EXTRACTED INFORMATION:

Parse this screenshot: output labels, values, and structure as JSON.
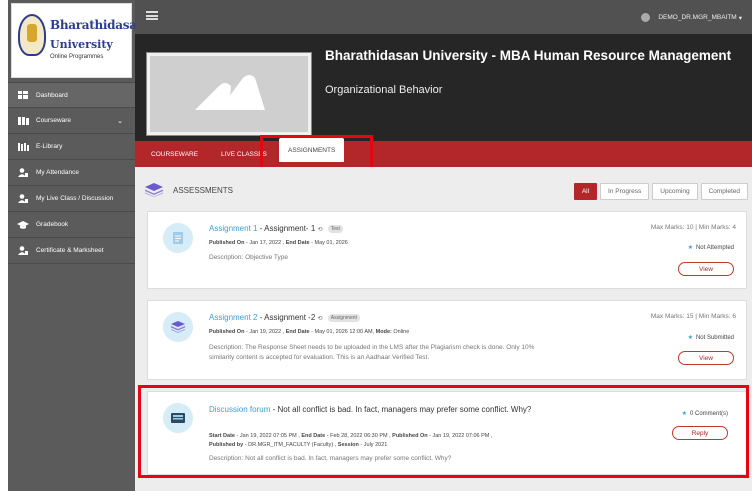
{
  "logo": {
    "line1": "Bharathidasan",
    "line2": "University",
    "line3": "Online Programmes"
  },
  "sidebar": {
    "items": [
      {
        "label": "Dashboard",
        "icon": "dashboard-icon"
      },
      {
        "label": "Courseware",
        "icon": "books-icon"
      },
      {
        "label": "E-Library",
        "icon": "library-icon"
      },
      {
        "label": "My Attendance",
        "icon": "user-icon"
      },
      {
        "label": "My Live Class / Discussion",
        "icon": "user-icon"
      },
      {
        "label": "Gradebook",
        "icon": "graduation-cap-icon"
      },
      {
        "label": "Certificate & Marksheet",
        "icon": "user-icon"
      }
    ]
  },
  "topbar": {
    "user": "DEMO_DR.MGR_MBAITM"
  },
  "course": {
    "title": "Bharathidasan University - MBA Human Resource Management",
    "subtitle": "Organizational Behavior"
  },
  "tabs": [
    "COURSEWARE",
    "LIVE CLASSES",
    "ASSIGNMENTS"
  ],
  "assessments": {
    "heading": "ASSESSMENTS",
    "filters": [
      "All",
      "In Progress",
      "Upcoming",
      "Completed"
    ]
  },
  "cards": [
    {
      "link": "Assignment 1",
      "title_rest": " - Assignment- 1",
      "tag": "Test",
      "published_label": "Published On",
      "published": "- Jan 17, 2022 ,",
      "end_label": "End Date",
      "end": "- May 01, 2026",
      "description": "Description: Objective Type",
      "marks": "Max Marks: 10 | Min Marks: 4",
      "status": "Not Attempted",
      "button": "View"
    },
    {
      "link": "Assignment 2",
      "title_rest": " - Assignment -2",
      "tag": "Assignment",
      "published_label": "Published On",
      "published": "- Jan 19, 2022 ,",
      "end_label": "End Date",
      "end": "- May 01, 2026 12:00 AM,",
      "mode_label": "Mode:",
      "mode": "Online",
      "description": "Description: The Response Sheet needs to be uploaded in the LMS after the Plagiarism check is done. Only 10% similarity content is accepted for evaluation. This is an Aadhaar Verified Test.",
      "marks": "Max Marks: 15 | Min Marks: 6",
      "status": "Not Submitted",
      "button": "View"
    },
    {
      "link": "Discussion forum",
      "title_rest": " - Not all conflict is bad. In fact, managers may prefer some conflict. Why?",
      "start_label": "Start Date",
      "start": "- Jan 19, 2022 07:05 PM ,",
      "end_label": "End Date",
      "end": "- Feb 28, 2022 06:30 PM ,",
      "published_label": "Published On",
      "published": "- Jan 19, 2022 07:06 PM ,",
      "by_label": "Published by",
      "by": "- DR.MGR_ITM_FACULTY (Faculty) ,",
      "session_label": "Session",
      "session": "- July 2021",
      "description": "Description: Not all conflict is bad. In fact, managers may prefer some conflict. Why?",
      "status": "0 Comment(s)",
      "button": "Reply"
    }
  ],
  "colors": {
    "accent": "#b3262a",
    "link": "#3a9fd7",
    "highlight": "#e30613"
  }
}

EXERCISE DETAILS: Each entry should be repeated exactly as it appears; the pictures stay out.

EXERCISE ANSWER:
Parse this screenshot: output labels, values, and structure as JSON.
{
  "logo": {
    "line1": "Bharathidasan",
    "line2": "University",
    "line3": "Online Programmes"
  },
  "sidebar": {
    "items": [
      {
        "label": "Dashboard",
        "icon": "dashboard-icon"
      },
      {
        "label": "Courseware",
        "icon": "books-icon"
      },
      {
        "label": "E-Library",
        "icon": "library-icon"
      },
      {
        "label": "My Attendance",
        "icon": "user-icon"
      },
      {
        "label": "My Live Class / Discussion",
        "icon": "user-icon"
      },
      {
        "label": "Gradebook",
        "icon": "graduation-cap-icon"
      },
      {
        "label": "Certificate & Marksheet",
        "icon": "user-icon"
      }
    ]
  },
  "topbar": {
    "user": "DEMO_DR.MGR_MBAITM"
  },
  "course": {
    "title": "Bharathidasan University - MBA Human Resource Management",
    "subtitle": "Organizational Behavior"
  },
  "tabs": [
    "COURSEWARE",
    "LIVE CLASSES",
    "ASSIGNMENTS"
  ],
  "assessments": {
    "heading": "ASSESSMENTS",
    "filters": [
      "All",
      "In Progress",
      "Upcoming",
      "Completed"
    ]
  },
  "cards": [
    {
      "link": "Assignment 1",
      "title_rest": " - Assignment- 1",
      "tag": "Test",
      "published_label": "Published On",
      "published": "- Jan 17, 2022 ,",
      "end_label": "End Date",
      "end": "- May 01, 2026",
      "description": "Description: Objective Type",
      "marks": "Max Marks: 10 | Min Marks: 4",
      "status": "Not Attempted",
      "button": "View"
    },
    {
      "link": "Assignment 2",
      "title_rest": " - Assignment -2",
      "tag": "Assignment",
      "published_label": "Published On",
      "published": "- Jan 19, 2022 ,",
      "end_label": "End Date",
      "end": "- May 01, 2026 12:00 AM,",
      "mode_label": "Mode:",
      "mode": "Online",
      "description": "Description: The Response Sheet needs to be uploaded in the LMS after the Plagiarism check is done. Only 10% similarity content is accepted for evaluation. This is an Aadhaar Verified Test.",
      "marks": "Max Marks: 15 | Min Marks: 6",
      "status": "Not Submitted",
      "button": "View"
    },
    {
      "link": "Discussion forum",
      "title_rest": " - Not all conflict is bad. In fact, managers may prefer some conflict. Why?",
      "start_label": "Start Date",
      "start": "- Jan 19, 2022 07:05 PM ,",
      "end_label": "End Date",
      "end": "- Feb 28, 2022 06:30 PM ,",
      "published_label": "Published On",
      "published": "- Jan 19, 2022 07:06 PM ,",
      "by_label": "Published by",
      "by": "- DR.MGR_ITM_FACULTY (Faculty) ,",
      "session_label": "Session",
      "session": "- July 2021",
      "description": "Description: Not all conflict is bad. In fact, managers may prefer some conflict. Why?",
      "status": "0 Comment(s)",
      "button": "Reply"
    }
  ],
  "colors": {
    "accent": "#b3262a",
    "link": "#3a9fd7",
    "highlight": "#e30613"
  }
}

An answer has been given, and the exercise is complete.